Identify the lines that include the word "مايو", then copy all of them.

# # # # # # #

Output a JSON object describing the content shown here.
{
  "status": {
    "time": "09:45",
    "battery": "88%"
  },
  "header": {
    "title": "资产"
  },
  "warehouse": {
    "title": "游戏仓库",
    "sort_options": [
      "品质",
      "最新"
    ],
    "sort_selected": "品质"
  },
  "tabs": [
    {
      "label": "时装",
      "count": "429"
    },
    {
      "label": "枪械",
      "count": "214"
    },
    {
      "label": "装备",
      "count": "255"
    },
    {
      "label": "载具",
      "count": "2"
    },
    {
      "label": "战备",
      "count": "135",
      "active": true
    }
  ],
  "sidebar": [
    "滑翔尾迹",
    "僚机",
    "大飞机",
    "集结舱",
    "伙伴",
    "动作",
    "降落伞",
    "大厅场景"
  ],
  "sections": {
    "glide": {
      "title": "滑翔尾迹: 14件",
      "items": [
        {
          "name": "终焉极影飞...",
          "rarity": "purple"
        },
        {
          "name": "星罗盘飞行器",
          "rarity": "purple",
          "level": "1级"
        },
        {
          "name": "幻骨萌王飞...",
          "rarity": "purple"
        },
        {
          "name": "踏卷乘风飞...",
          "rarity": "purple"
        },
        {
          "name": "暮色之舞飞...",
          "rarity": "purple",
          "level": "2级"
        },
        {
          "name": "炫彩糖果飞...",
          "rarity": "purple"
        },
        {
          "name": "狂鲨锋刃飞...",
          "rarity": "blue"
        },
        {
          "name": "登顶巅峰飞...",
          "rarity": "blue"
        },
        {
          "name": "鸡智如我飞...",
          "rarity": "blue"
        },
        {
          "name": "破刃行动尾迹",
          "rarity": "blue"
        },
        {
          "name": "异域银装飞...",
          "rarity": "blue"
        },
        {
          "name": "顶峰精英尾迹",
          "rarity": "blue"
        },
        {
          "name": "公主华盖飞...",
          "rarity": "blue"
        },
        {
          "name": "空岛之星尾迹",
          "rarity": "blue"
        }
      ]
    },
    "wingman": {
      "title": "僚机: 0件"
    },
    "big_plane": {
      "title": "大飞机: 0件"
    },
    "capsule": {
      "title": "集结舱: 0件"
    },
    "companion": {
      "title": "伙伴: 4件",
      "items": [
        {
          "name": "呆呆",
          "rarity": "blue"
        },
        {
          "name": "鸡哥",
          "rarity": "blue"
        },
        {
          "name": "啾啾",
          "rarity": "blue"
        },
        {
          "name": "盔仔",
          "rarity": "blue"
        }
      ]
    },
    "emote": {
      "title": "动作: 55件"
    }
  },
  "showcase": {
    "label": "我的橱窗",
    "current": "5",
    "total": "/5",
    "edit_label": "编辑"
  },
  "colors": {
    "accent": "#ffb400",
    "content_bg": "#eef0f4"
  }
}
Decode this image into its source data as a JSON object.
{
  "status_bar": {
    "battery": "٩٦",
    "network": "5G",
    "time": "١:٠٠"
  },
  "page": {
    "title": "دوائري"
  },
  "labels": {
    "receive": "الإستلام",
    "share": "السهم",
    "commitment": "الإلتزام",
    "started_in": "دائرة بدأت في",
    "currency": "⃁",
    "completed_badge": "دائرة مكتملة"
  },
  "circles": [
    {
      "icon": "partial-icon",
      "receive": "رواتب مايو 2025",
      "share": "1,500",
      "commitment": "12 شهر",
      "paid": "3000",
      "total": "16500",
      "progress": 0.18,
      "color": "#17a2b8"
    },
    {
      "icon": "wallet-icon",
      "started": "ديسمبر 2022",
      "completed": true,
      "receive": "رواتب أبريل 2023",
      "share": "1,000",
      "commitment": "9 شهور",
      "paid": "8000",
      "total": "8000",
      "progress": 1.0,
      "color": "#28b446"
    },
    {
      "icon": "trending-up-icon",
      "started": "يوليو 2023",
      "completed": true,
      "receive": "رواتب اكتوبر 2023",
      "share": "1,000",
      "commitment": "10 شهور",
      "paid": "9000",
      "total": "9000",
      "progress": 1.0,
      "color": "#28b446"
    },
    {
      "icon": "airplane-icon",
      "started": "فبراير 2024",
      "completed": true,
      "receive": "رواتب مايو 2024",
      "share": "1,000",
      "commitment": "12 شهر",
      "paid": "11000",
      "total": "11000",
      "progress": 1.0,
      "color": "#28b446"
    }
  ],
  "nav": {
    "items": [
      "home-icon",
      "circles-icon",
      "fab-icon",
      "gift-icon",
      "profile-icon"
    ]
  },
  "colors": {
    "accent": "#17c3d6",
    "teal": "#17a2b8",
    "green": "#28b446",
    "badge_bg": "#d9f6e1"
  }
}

# # # # # # #

Answer to this exercise:
      "receive": "رواتب مايو 2025",
      "receive": "رواتب مايو 2024",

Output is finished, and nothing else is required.